▶ _Your goal_
Only lines containing the string "possible" belong in the answer; find them in the records and copy them.

Document page entries with text:
--*--

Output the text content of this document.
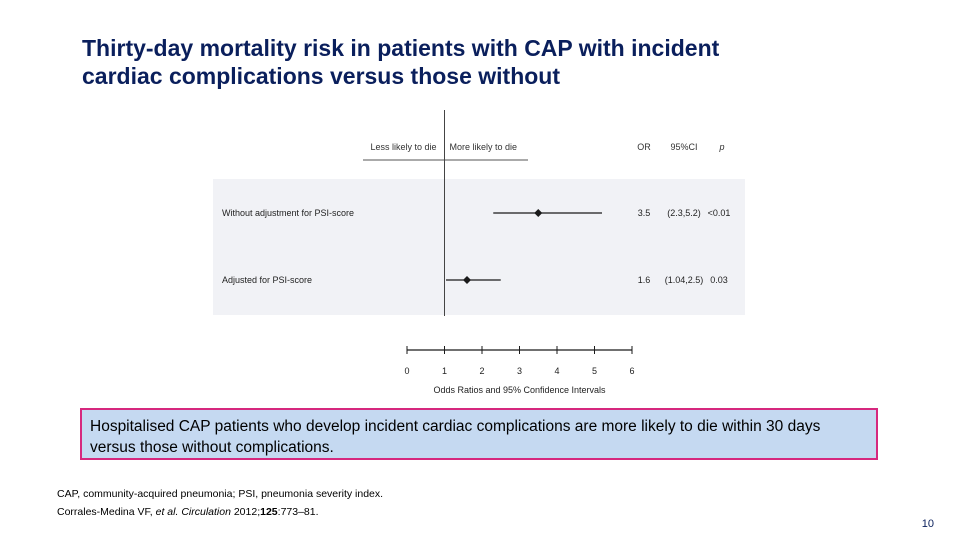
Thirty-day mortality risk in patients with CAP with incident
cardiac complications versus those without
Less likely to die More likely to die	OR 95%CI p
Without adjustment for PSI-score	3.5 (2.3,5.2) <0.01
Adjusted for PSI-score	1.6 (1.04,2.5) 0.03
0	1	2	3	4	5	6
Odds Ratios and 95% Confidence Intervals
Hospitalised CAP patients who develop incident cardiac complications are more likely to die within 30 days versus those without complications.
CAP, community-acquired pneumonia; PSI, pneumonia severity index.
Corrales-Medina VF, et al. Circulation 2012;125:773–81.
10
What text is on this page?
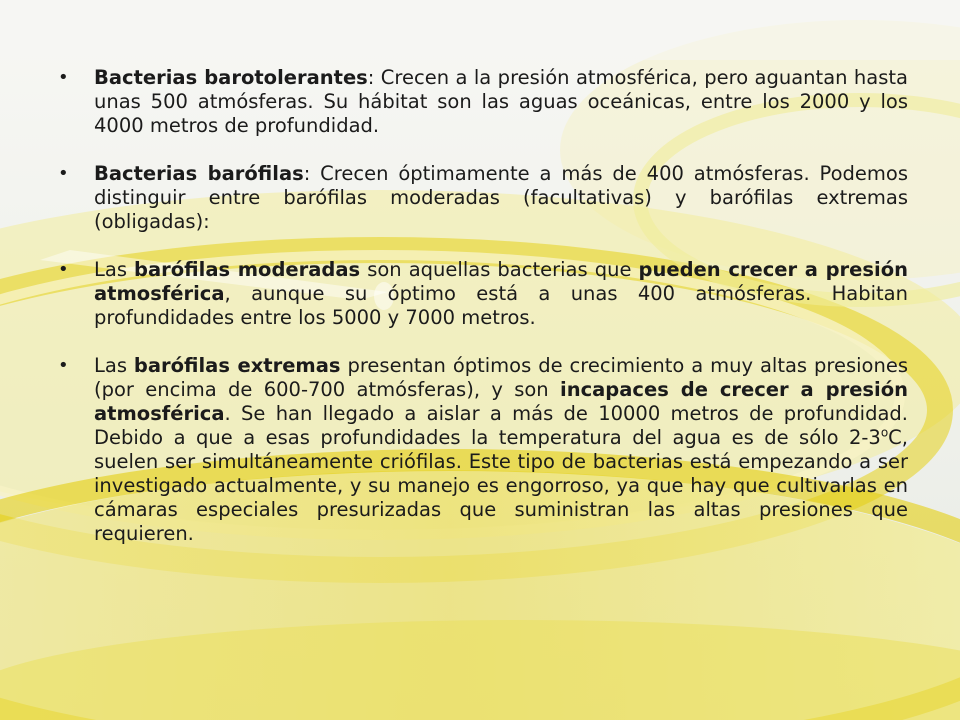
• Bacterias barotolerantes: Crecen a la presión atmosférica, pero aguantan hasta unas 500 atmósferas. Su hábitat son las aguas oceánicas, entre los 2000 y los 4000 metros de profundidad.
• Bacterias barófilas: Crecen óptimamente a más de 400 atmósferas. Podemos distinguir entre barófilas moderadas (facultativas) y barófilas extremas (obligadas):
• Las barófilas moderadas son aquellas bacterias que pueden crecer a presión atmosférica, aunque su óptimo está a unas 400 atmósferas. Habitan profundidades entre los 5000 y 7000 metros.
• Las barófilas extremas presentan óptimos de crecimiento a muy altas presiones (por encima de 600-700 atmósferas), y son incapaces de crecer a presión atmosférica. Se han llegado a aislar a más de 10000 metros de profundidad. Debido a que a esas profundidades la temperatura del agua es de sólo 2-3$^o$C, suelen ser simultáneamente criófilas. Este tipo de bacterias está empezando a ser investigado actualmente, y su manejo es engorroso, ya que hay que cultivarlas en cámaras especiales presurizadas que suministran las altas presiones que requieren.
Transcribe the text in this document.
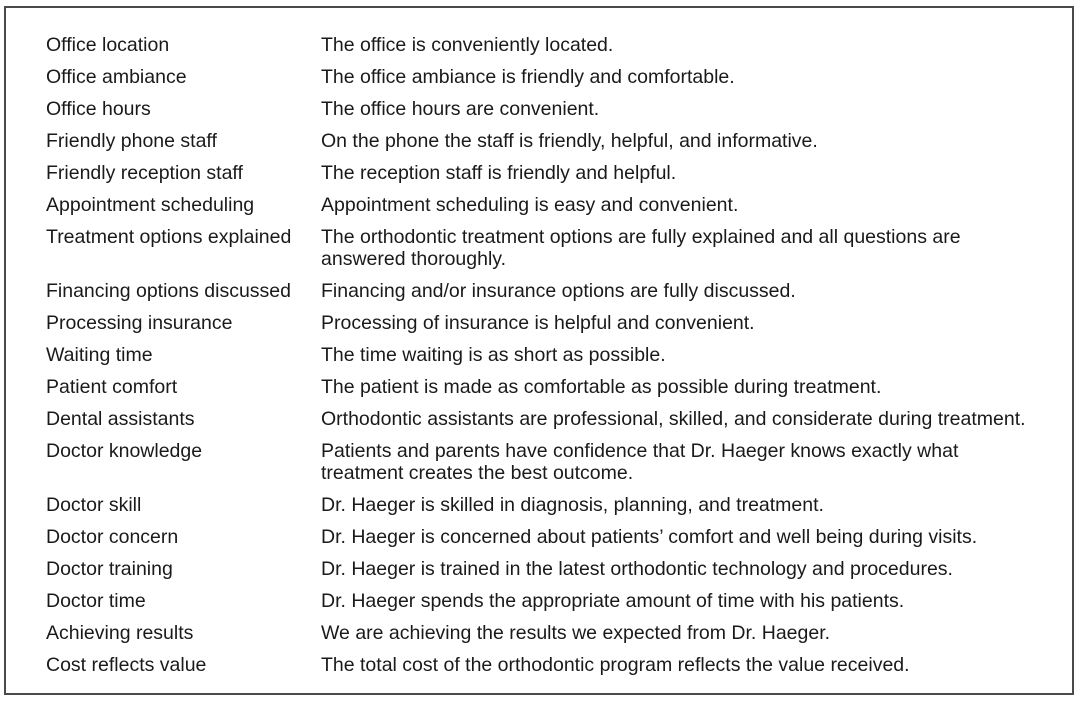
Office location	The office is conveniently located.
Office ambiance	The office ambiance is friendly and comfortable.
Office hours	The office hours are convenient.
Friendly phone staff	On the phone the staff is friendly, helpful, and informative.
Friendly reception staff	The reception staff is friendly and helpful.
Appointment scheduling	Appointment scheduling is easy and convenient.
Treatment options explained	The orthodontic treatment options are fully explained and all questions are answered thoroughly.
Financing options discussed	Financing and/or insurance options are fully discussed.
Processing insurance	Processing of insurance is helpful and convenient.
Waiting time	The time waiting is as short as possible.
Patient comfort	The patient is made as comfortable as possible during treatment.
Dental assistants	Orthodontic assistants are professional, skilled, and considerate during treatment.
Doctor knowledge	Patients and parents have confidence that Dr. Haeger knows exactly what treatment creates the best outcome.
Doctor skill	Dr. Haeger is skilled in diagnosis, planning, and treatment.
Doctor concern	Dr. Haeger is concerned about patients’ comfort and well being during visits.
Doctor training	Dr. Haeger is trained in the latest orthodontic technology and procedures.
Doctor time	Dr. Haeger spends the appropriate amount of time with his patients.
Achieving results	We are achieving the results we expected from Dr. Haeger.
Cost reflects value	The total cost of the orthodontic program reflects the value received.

--*--

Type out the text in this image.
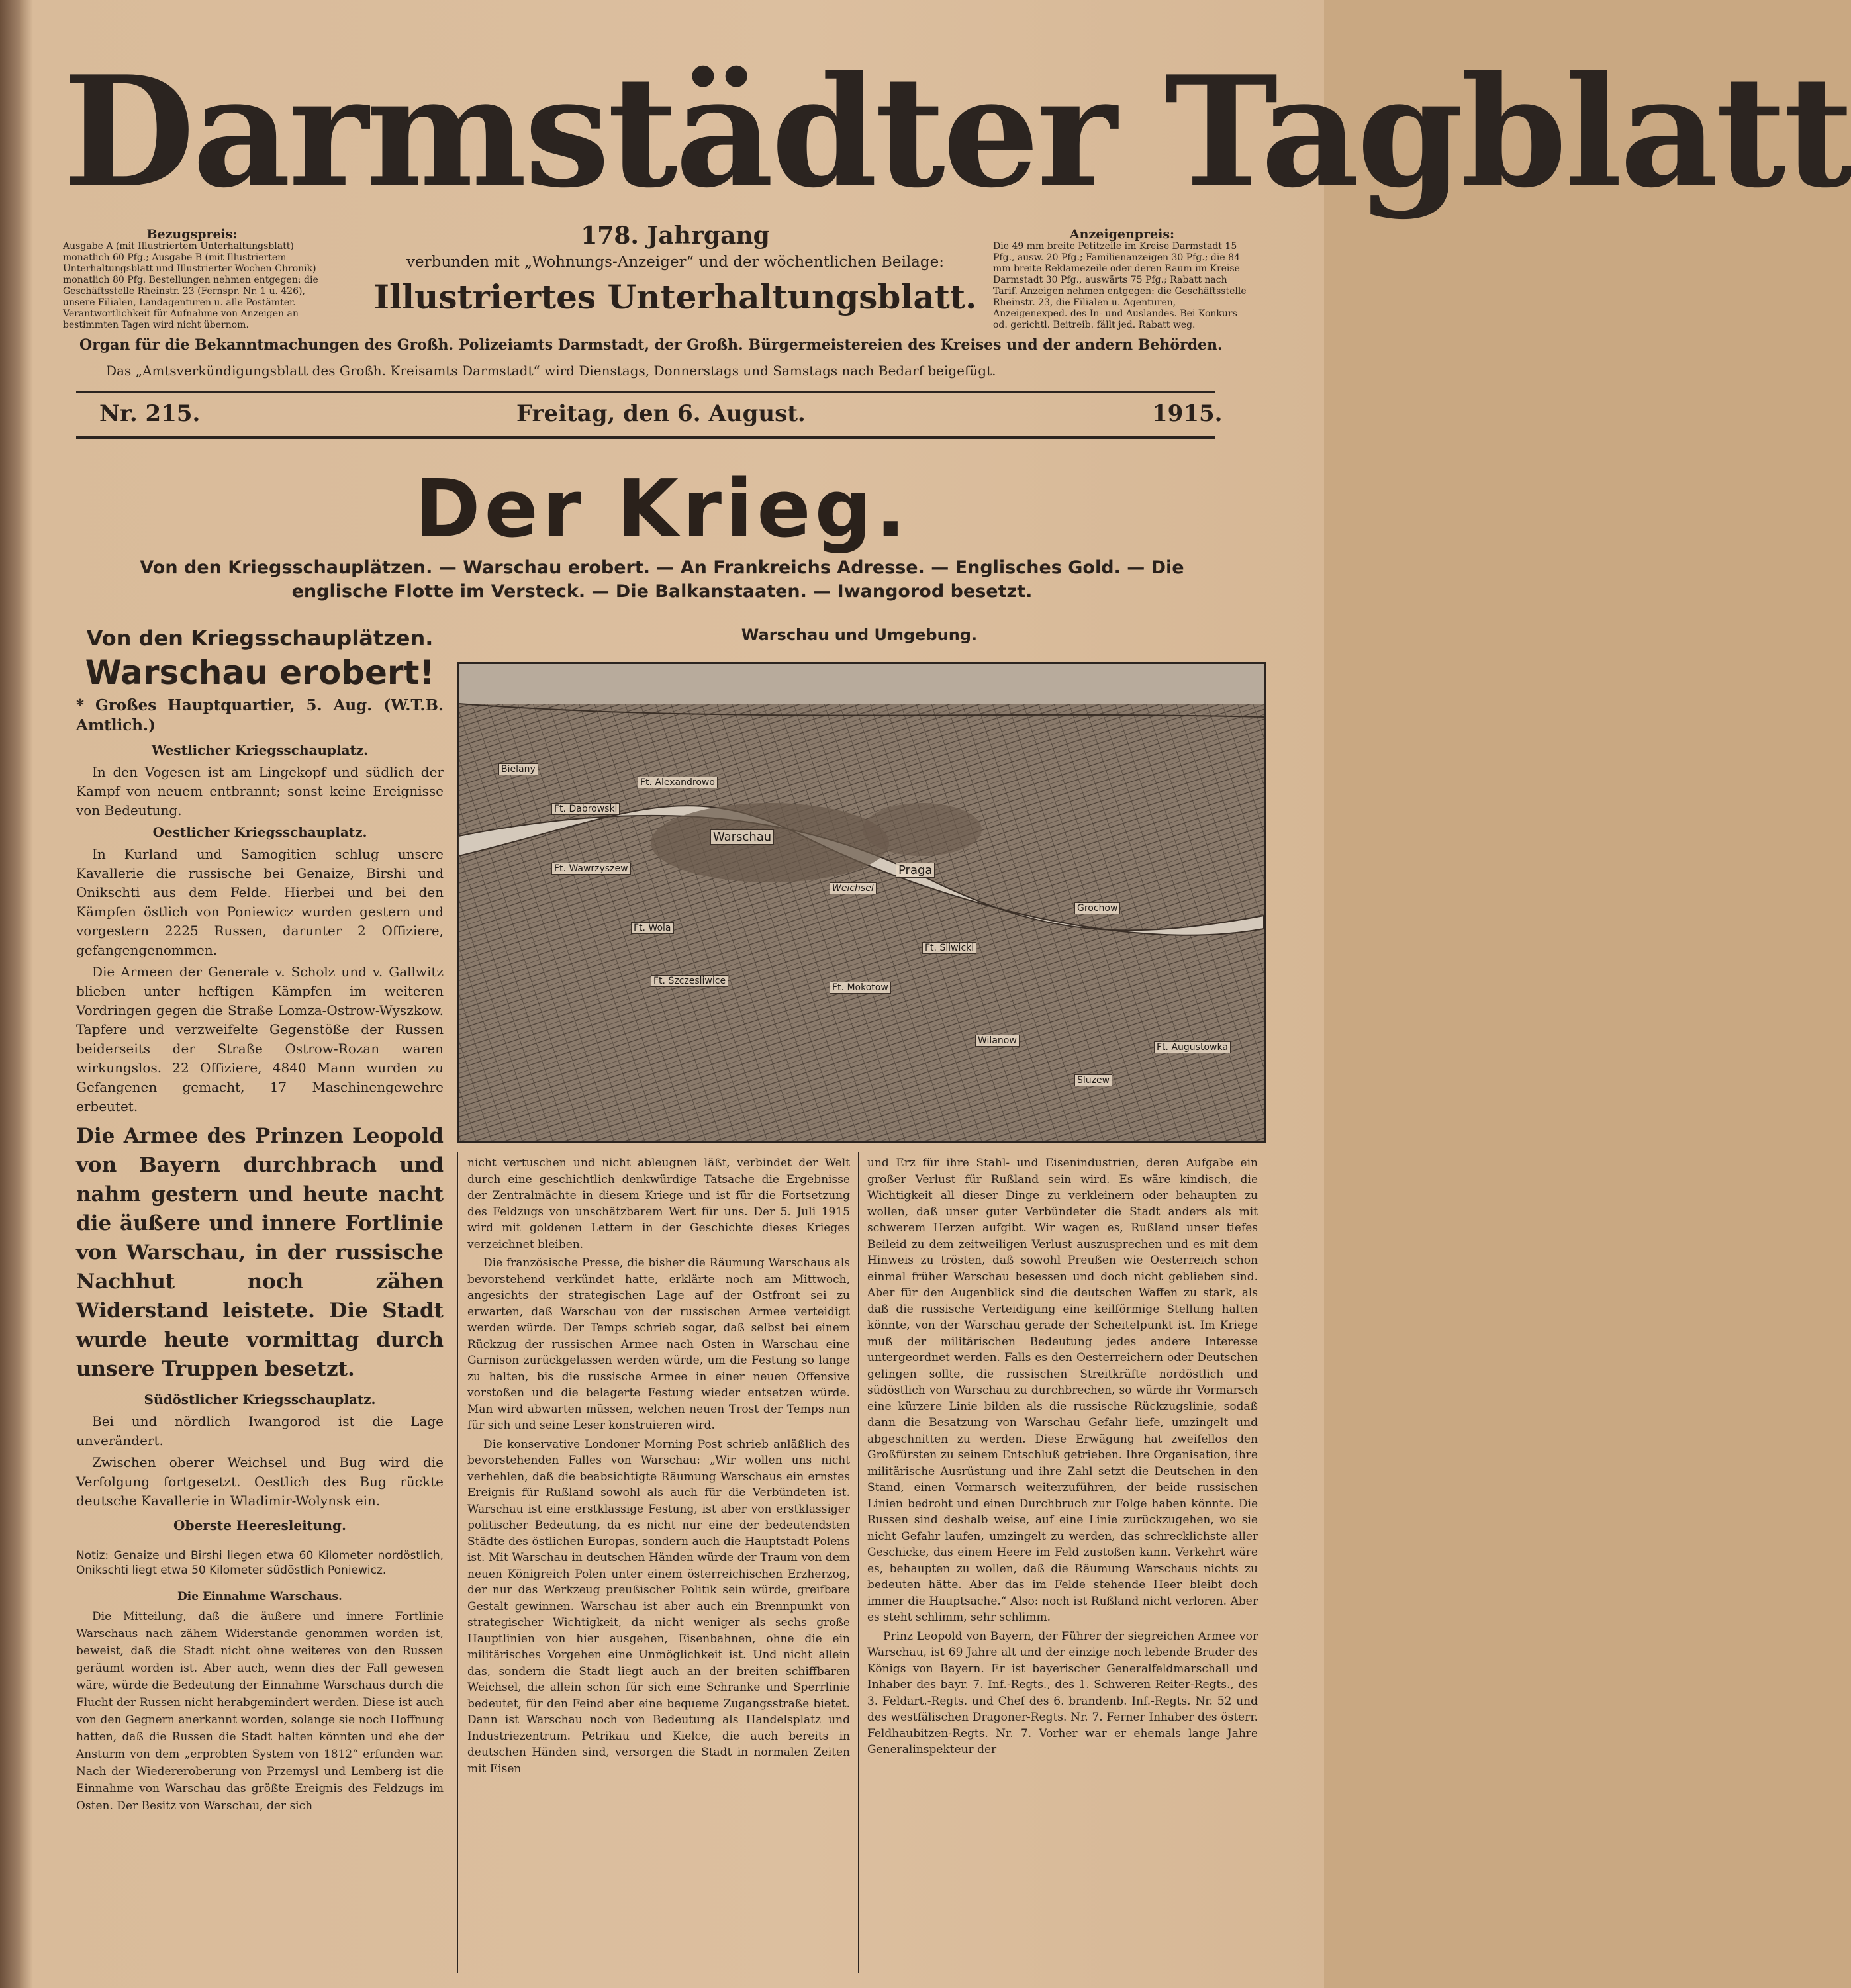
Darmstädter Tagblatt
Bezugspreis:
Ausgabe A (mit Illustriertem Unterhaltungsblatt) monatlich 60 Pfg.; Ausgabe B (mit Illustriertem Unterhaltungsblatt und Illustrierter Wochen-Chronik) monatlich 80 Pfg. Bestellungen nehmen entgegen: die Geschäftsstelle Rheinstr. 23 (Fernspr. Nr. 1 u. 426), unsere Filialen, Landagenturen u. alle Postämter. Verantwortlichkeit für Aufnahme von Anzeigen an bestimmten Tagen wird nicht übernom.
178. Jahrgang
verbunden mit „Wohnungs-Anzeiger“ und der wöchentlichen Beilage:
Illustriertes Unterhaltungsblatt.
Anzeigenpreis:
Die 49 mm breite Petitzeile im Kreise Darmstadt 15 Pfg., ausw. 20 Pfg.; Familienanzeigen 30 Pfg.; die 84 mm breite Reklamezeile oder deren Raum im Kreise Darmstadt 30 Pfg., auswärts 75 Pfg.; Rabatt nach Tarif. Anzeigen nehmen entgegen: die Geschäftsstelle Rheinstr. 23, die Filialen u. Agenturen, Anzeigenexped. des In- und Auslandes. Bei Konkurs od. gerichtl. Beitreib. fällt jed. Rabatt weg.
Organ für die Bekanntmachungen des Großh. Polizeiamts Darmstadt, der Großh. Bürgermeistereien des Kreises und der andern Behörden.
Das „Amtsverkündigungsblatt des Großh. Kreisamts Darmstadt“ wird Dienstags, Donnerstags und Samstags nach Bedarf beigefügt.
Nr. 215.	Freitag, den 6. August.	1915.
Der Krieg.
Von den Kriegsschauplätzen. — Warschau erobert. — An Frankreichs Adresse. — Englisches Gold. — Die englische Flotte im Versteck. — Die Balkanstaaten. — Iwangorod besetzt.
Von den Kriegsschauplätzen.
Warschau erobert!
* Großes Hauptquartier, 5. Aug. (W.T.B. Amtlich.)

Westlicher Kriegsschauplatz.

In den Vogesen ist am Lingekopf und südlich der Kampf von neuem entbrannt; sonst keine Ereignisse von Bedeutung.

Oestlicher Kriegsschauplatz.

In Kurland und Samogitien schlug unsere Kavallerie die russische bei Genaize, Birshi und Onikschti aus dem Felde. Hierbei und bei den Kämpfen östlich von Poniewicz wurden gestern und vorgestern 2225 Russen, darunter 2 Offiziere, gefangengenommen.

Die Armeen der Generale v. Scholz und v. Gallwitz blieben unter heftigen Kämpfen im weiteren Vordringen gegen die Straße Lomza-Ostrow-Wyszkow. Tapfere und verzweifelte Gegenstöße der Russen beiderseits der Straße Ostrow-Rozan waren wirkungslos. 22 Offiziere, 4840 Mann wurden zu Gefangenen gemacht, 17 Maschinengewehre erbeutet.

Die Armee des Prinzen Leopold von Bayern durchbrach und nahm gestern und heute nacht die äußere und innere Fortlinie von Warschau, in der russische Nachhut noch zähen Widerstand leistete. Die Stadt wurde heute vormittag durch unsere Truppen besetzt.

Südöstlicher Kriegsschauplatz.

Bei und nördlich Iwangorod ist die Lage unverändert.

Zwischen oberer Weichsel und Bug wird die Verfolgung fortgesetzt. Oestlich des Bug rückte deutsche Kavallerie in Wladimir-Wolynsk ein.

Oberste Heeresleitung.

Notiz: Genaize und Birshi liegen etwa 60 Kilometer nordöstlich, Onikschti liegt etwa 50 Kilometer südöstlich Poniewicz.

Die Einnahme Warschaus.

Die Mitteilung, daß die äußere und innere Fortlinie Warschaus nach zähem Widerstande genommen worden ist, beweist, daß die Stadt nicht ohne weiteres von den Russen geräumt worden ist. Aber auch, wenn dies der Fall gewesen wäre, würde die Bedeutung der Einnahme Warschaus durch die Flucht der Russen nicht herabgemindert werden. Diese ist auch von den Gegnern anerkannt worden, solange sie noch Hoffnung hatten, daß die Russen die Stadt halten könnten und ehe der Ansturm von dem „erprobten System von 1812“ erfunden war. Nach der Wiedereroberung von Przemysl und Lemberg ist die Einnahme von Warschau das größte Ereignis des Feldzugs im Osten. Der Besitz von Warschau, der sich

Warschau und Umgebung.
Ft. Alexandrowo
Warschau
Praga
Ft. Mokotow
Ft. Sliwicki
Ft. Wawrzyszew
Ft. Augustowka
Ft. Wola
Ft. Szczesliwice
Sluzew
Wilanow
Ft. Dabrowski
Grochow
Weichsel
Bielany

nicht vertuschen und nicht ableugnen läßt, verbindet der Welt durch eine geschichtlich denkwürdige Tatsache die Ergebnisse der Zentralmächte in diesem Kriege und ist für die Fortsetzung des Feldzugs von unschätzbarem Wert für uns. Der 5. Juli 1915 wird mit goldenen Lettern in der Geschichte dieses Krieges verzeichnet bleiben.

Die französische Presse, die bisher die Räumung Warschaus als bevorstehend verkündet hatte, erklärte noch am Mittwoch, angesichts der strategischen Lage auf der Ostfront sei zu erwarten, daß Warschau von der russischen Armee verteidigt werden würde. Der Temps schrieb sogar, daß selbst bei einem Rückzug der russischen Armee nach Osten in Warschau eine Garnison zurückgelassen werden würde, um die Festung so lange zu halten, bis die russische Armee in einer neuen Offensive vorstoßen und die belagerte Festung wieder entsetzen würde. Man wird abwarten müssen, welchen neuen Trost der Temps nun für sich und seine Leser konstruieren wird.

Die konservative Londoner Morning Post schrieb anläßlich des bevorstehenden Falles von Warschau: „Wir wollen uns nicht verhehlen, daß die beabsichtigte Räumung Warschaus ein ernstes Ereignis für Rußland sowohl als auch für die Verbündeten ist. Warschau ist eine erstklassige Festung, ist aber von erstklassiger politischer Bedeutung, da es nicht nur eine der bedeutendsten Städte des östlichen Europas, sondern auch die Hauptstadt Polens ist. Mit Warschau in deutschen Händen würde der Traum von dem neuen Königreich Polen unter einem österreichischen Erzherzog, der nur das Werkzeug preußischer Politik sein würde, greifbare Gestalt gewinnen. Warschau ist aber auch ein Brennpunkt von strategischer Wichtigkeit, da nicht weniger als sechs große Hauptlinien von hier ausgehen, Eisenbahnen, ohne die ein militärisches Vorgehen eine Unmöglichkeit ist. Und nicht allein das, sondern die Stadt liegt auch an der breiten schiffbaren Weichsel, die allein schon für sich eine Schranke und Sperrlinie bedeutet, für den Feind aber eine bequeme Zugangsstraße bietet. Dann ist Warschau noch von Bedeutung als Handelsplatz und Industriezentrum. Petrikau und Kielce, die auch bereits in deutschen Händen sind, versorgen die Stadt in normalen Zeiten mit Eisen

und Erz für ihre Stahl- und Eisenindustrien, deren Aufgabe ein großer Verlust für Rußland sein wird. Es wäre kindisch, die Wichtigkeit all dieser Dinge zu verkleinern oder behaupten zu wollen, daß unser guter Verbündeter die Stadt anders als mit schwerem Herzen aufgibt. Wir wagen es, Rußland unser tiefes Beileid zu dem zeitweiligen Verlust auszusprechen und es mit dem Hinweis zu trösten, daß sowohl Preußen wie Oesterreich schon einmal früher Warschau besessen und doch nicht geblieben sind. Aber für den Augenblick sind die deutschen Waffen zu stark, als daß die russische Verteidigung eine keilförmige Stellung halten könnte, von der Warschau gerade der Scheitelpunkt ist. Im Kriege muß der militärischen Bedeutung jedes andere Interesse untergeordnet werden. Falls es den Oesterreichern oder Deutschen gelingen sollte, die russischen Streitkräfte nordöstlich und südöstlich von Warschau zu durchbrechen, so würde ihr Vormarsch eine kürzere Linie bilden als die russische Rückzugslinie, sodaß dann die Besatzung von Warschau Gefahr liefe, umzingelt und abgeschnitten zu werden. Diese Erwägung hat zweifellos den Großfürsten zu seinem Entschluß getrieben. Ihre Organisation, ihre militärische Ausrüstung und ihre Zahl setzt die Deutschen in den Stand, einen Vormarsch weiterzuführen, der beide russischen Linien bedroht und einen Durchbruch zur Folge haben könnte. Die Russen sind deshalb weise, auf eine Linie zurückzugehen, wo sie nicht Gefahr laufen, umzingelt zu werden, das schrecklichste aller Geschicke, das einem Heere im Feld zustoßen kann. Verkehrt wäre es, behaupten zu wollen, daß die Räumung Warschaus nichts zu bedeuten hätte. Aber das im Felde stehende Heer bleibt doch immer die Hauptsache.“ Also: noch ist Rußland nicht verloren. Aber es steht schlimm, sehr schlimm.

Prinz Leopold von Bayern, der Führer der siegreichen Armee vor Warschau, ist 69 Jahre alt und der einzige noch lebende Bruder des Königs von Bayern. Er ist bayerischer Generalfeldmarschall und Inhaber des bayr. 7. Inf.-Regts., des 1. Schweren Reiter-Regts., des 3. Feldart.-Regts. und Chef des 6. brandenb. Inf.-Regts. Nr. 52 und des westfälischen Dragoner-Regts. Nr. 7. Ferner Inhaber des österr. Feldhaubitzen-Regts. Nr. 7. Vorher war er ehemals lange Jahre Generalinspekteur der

--*--

▶ _Final answer_
Waiting time	The time waiting is as short as possible.
Patient comfort	The patient is made as comfortable as possible during treatment.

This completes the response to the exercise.